:: WHAT YOU WILL DO ::
Find how many lines hold the word "第四肋间" and give that number only.
=======
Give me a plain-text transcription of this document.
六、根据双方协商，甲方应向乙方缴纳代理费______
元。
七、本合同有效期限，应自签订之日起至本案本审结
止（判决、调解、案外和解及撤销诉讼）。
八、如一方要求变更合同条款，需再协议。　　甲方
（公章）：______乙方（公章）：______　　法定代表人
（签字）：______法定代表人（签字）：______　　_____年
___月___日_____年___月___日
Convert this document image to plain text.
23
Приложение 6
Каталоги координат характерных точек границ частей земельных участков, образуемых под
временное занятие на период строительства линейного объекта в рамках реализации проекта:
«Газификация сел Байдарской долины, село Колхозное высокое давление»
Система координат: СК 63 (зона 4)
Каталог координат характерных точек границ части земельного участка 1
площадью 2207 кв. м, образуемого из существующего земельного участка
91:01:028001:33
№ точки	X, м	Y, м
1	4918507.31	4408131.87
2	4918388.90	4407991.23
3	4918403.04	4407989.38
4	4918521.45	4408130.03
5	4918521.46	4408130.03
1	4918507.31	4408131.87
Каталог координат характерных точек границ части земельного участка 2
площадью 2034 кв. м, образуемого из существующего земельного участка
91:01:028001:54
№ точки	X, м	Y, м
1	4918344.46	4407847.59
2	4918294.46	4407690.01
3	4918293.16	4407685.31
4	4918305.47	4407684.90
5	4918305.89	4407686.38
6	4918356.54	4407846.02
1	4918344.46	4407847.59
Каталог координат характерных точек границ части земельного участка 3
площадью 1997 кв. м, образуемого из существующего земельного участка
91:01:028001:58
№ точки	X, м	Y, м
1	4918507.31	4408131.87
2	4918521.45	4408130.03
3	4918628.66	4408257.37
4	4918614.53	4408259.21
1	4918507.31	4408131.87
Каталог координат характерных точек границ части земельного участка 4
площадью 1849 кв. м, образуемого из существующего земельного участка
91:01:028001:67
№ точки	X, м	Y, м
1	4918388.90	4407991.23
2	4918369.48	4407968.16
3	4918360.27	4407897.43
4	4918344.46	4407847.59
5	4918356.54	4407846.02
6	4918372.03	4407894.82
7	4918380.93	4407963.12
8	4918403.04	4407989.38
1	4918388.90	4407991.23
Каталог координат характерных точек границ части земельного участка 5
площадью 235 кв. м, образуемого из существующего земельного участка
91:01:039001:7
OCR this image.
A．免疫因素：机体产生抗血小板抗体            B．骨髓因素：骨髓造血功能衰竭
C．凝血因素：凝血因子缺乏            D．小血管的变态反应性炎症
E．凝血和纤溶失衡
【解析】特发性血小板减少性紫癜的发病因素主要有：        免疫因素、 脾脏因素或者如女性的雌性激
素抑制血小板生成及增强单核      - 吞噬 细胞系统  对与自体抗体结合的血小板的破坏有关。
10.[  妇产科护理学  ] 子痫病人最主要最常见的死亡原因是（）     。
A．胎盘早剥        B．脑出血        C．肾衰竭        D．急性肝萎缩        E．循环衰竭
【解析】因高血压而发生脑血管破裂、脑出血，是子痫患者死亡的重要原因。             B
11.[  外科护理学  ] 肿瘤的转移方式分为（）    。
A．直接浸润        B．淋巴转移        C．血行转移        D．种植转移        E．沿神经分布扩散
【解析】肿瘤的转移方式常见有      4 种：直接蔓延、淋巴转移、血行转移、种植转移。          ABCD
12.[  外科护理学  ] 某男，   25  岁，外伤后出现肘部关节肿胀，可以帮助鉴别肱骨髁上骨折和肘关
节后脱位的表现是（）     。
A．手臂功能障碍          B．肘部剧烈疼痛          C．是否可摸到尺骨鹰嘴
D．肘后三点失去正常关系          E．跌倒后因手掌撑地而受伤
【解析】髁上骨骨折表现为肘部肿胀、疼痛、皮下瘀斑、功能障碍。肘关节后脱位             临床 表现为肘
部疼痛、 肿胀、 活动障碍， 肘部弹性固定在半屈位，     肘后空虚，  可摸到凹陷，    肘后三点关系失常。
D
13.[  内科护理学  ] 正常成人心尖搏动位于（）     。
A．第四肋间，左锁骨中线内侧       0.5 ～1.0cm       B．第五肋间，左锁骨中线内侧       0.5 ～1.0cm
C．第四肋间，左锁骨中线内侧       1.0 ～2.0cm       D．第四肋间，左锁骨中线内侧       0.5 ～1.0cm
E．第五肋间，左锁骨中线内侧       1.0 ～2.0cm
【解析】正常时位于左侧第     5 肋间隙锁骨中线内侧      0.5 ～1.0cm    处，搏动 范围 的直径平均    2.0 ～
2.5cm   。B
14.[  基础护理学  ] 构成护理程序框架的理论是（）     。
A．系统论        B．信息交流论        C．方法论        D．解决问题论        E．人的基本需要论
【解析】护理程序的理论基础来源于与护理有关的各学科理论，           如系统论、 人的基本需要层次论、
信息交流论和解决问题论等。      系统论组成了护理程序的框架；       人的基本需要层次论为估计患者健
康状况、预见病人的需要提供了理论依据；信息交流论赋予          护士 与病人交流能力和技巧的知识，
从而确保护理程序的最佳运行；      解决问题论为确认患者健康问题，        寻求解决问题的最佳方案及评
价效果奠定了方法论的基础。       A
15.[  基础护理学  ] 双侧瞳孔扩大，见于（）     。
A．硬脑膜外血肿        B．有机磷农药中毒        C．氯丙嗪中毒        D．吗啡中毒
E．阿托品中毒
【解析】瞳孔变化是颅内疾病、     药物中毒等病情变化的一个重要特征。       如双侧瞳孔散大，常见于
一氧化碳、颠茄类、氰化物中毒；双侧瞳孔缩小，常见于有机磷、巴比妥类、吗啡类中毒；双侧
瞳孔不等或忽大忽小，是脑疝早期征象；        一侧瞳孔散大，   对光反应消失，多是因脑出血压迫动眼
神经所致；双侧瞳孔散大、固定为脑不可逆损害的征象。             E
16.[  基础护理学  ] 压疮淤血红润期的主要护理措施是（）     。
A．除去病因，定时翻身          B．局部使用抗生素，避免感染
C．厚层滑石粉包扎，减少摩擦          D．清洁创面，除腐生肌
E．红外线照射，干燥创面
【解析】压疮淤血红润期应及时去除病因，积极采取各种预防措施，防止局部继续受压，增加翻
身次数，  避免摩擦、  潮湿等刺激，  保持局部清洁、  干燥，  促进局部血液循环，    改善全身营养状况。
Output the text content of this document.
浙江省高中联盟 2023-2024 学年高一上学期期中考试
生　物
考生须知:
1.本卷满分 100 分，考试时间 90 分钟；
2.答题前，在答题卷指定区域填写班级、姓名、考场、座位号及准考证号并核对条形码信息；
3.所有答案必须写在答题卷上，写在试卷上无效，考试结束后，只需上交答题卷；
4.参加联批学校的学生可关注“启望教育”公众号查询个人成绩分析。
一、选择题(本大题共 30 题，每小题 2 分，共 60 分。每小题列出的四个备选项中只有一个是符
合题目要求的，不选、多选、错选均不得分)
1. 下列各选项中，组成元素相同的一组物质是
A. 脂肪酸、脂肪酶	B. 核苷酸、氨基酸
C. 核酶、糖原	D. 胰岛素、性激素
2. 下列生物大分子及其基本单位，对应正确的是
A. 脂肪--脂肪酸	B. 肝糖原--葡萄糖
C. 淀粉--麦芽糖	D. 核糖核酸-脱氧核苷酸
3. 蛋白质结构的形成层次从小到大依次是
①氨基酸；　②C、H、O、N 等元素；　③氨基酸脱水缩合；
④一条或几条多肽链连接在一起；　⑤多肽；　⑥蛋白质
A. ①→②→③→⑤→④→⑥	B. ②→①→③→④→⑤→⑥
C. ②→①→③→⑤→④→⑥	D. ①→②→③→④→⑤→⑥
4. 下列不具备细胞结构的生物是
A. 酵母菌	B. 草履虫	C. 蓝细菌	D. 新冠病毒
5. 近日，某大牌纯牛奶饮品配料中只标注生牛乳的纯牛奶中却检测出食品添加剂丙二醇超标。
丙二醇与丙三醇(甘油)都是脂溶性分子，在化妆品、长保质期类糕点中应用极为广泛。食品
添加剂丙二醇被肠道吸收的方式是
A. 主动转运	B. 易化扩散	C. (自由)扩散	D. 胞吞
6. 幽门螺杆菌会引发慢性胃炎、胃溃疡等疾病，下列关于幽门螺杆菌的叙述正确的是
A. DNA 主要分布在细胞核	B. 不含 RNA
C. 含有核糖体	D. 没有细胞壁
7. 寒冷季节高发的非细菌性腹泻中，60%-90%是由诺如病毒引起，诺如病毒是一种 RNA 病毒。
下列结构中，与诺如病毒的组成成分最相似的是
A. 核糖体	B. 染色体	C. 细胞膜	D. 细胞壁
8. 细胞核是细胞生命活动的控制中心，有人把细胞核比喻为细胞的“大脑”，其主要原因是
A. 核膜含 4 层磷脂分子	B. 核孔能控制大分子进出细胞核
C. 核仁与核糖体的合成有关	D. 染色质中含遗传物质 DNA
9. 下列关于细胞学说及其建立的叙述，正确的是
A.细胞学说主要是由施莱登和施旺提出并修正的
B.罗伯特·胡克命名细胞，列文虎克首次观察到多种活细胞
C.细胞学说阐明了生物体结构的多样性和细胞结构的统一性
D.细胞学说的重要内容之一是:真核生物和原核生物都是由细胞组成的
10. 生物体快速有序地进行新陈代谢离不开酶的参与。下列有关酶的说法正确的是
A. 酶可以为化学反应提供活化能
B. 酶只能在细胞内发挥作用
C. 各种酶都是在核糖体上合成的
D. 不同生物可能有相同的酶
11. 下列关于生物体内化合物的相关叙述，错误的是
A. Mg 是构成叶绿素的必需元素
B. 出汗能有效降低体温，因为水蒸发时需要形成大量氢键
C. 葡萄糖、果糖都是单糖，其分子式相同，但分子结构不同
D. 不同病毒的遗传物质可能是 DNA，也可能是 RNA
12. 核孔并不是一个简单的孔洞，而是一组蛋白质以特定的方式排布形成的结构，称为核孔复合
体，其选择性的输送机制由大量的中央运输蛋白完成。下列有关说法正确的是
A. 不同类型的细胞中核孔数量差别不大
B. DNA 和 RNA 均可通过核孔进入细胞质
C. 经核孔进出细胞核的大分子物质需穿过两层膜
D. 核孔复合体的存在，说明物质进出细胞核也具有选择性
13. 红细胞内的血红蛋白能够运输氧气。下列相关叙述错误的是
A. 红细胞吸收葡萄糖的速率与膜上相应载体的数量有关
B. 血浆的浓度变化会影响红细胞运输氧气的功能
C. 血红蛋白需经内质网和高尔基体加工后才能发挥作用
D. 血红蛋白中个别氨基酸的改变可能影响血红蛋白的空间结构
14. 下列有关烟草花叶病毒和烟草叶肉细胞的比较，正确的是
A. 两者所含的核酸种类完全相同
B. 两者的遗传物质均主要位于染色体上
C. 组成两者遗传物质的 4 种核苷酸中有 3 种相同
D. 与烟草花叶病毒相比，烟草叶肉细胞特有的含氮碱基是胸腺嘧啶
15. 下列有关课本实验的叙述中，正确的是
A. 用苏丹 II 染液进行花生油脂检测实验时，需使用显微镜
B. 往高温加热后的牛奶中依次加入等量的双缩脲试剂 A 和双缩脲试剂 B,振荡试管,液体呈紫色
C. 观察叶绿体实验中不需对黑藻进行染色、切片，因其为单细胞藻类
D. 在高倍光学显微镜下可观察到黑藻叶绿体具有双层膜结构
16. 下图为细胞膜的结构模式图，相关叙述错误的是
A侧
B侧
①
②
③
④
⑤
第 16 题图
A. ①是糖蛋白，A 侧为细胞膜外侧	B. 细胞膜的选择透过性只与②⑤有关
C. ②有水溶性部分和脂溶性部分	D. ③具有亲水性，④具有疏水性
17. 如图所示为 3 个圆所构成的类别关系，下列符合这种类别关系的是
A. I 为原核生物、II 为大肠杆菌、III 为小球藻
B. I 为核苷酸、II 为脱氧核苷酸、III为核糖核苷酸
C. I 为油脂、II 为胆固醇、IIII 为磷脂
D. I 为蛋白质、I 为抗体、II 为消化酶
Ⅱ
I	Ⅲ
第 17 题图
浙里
=======
:: RESPONSE BELOW ::
2